What is expected => Pick out and copy every line below that has the word "filename".

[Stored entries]
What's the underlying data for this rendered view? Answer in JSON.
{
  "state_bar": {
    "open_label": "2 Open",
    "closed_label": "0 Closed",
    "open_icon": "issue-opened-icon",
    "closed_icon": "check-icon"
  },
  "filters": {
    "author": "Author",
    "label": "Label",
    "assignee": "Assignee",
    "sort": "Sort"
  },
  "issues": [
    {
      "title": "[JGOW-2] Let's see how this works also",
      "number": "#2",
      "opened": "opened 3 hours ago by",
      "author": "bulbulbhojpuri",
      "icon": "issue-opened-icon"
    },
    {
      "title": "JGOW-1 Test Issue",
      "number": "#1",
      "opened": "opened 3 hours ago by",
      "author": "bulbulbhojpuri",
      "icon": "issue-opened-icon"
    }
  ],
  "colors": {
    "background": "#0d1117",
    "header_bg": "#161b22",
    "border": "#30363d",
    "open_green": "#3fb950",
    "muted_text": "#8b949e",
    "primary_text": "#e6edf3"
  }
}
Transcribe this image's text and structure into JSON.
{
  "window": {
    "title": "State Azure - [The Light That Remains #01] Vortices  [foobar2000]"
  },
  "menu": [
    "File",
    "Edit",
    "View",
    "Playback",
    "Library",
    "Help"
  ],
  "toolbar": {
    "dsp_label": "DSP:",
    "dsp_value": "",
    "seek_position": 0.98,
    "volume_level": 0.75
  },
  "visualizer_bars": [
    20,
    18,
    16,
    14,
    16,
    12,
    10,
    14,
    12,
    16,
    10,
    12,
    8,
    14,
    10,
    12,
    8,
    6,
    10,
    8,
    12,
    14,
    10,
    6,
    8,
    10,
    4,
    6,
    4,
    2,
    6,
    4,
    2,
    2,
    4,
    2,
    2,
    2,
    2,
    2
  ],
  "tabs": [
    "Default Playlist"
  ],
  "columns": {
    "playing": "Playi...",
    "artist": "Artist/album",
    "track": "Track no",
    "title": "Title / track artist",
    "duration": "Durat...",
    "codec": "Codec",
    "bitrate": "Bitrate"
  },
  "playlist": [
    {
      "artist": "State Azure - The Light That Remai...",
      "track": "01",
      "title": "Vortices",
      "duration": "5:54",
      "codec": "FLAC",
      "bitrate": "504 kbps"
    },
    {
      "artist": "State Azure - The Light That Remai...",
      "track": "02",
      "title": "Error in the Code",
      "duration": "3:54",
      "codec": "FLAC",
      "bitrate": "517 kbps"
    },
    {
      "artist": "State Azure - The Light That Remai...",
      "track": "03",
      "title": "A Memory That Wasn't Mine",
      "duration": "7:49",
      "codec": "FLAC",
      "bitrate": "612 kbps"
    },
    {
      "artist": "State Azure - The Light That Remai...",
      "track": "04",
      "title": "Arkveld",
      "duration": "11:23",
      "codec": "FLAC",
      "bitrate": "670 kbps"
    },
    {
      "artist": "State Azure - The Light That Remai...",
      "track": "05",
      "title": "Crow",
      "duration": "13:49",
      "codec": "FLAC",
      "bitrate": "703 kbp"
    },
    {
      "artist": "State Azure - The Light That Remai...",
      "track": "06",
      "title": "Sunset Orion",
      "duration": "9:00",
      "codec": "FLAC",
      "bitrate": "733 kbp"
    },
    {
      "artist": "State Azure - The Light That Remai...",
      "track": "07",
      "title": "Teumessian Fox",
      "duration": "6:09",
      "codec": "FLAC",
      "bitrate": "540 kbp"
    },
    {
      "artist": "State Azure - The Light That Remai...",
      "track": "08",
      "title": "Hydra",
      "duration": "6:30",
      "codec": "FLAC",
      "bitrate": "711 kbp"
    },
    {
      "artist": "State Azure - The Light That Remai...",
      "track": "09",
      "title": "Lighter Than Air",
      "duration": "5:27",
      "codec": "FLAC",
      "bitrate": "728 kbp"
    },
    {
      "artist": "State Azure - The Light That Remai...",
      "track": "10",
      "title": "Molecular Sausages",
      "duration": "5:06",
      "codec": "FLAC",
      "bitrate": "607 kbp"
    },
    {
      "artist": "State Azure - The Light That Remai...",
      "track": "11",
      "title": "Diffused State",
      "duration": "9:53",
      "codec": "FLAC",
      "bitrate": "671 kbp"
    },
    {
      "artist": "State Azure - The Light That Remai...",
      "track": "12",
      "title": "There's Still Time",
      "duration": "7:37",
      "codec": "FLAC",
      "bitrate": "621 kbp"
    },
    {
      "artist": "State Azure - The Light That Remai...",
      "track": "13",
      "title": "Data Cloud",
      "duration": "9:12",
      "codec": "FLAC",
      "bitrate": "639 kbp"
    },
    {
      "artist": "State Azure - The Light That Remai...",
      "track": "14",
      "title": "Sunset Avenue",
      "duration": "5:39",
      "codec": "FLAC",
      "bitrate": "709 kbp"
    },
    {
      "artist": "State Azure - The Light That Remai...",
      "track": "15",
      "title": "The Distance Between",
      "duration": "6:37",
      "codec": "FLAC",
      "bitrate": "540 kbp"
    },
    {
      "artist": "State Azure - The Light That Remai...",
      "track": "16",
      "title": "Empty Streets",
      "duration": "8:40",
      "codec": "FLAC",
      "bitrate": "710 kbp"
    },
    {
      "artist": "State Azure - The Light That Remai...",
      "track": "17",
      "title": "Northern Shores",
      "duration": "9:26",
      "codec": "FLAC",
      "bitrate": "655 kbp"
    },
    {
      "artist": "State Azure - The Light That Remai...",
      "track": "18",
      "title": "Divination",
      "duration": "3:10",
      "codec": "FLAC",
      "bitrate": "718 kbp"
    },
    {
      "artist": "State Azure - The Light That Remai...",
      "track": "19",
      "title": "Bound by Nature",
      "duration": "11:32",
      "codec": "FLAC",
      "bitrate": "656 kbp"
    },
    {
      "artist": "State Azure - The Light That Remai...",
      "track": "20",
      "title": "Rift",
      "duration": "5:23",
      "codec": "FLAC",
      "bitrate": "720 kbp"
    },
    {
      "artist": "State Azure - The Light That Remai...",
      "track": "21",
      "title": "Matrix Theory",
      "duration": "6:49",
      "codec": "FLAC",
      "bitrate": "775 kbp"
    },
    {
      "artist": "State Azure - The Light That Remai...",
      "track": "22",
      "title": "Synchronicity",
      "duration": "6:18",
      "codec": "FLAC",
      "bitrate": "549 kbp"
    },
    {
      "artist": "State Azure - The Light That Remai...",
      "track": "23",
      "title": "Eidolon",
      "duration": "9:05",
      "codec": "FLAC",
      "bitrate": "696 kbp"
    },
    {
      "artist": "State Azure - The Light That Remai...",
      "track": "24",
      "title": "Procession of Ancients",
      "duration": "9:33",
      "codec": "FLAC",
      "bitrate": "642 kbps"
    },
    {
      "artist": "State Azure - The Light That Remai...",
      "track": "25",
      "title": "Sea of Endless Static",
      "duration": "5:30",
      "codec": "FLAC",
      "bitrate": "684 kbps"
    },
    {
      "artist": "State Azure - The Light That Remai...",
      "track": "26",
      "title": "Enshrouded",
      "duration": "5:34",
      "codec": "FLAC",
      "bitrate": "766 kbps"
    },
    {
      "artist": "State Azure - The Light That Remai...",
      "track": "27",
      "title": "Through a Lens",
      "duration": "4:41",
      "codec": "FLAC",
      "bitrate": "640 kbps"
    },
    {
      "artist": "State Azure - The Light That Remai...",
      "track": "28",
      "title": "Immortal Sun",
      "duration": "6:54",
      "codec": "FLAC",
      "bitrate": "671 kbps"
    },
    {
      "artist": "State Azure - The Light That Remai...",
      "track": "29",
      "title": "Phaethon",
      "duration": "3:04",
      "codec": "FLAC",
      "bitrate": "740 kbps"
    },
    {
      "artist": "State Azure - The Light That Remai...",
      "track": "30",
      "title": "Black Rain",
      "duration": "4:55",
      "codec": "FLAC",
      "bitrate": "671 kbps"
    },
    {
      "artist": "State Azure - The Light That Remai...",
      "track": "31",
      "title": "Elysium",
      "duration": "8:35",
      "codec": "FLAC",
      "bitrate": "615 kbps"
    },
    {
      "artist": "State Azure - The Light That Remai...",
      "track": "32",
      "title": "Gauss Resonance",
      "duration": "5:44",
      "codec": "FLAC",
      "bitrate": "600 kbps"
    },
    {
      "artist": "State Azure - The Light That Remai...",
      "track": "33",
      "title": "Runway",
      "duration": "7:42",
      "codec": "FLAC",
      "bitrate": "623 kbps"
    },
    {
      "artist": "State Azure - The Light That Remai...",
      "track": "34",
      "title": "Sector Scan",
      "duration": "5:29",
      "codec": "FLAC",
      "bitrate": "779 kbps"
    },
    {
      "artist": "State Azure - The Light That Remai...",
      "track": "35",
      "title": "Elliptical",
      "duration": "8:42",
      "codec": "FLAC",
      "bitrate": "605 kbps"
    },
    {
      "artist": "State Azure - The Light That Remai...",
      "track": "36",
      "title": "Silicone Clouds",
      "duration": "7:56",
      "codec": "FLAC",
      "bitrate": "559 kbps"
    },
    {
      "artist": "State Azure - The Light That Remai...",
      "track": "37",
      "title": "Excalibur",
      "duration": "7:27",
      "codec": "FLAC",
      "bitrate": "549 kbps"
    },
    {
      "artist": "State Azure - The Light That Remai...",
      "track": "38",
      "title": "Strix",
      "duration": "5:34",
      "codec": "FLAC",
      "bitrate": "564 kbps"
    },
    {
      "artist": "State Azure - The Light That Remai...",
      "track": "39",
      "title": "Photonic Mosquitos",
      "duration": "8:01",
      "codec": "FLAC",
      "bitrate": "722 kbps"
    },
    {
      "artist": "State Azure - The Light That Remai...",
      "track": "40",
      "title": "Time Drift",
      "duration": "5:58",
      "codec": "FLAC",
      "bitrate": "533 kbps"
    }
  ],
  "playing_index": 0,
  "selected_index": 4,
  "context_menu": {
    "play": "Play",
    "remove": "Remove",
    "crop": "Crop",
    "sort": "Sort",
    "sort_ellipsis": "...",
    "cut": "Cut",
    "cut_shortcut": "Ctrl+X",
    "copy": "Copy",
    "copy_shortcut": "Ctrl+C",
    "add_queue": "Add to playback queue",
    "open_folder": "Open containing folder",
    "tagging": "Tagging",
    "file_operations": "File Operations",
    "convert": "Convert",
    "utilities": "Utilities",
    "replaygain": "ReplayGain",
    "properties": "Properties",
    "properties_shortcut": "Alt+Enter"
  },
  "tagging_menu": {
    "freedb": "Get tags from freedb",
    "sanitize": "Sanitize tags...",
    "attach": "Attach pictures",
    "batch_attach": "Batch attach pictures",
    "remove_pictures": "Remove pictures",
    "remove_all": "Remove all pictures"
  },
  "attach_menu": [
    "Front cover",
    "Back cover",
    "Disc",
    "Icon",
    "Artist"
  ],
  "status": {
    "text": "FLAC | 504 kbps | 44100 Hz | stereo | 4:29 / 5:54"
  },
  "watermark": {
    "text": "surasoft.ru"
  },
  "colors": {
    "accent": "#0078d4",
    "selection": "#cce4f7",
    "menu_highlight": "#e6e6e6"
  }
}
* * *
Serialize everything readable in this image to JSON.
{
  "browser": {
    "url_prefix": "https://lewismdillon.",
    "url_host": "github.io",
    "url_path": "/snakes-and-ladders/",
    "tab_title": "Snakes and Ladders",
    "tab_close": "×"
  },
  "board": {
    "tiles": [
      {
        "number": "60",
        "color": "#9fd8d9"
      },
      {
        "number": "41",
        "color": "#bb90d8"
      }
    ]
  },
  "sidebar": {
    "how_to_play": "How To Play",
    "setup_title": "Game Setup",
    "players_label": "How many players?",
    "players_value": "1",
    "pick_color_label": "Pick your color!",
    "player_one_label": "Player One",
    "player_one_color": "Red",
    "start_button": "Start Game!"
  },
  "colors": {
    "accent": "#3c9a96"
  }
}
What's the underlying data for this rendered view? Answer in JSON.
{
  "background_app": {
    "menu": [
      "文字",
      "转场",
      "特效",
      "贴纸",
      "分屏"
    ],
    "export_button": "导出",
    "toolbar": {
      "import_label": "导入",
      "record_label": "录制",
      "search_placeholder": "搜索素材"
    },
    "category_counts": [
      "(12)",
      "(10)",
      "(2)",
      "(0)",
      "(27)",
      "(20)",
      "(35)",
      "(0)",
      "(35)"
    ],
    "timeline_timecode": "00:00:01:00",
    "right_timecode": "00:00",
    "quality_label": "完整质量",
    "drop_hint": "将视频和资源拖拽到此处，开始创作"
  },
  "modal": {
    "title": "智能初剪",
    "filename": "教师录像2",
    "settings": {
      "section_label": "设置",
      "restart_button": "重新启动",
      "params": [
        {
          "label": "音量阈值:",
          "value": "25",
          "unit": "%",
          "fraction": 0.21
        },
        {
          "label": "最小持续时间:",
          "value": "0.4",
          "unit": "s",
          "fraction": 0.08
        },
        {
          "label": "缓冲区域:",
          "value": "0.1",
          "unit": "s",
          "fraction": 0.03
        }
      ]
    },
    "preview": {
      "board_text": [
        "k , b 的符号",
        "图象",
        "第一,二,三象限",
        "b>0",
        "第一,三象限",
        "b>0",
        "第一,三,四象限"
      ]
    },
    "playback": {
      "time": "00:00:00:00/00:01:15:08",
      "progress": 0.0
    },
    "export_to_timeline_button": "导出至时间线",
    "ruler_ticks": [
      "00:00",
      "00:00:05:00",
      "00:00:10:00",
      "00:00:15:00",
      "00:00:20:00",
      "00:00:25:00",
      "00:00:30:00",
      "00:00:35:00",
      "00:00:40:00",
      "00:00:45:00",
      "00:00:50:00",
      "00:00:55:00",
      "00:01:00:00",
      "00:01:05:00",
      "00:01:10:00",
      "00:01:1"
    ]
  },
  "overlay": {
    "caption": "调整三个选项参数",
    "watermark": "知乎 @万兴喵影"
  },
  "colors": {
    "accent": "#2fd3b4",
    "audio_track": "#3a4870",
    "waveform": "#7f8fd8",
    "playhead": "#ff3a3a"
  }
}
* * *
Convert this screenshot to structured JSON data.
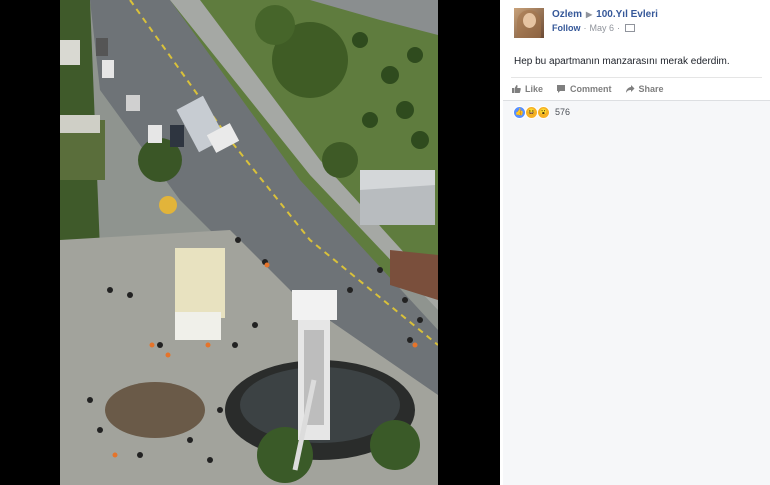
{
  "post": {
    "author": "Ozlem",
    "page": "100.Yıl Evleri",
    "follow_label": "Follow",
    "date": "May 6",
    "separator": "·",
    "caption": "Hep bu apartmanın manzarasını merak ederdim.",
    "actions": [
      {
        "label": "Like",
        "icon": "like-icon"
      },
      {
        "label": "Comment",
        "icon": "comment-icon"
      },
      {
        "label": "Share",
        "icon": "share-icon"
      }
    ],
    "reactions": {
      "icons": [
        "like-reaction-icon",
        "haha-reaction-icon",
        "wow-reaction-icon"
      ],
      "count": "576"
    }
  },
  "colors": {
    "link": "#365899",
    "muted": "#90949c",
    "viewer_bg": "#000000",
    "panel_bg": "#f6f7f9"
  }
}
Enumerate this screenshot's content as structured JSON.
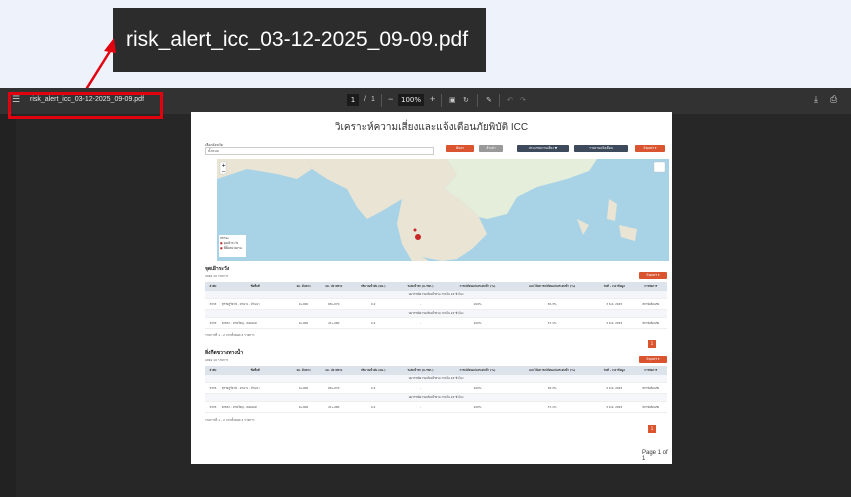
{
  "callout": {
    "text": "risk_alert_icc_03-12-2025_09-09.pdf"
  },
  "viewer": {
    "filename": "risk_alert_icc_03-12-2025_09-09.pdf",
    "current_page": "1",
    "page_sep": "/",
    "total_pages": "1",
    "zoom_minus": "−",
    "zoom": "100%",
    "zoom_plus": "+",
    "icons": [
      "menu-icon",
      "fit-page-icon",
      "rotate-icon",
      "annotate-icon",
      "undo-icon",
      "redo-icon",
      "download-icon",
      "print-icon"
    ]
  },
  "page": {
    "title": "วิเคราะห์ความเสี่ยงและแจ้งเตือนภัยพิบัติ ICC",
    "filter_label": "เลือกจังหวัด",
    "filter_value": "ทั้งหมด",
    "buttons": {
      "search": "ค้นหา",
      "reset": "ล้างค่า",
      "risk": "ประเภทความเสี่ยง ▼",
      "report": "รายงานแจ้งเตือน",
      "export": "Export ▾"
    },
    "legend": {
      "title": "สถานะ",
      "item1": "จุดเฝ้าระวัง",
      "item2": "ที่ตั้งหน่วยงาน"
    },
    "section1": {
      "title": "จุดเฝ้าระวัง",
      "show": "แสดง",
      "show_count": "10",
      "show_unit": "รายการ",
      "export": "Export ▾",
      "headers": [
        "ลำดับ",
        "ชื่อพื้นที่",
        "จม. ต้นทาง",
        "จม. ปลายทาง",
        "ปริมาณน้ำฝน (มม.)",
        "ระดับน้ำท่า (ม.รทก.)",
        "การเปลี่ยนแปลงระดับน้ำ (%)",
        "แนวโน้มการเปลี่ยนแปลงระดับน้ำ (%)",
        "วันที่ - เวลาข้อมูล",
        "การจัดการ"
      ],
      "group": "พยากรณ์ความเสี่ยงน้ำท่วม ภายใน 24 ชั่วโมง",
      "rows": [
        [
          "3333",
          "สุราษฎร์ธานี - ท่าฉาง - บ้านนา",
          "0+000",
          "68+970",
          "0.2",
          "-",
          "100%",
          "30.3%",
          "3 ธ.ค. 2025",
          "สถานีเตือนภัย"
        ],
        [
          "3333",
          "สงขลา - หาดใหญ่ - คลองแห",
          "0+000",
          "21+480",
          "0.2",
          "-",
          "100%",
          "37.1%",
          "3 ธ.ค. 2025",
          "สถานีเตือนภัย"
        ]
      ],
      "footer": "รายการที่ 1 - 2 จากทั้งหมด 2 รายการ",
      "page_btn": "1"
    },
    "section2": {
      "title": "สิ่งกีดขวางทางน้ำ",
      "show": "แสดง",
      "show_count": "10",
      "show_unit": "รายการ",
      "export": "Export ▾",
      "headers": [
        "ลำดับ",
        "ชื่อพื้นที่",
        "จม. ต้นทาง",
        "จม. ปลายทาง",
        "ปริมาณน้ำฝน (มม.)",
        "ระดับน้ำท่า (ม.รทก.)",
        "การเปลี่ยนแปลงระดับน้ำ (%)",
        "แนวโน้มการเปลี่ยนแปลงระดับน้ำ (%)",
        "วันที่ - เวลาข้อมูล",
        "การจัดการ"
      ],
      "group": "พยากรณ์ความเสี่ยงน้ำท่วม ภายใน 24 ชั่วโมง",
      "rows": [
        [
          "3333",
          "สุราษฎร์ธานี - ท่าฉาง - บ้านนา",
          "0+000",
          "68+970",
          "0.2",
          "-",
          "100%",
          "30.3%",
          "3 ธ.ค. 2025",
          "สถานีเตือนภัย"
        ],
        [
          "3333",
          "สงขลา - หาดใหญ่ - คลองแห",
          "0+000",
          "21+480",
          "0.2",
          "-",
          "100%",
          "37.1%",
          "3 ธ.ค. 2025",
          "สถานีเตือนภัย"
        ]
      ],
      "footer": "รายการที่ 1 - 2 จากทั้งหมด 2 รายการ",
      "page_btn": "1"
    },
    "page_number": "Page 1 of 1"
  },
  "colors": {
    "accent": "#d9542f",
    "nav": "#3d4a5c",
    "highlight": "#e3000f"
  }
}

Written answer =>
    "filename": "教师录像2",
    "filename": "risk_alert_icc_03-12-2025_09-09.pdf",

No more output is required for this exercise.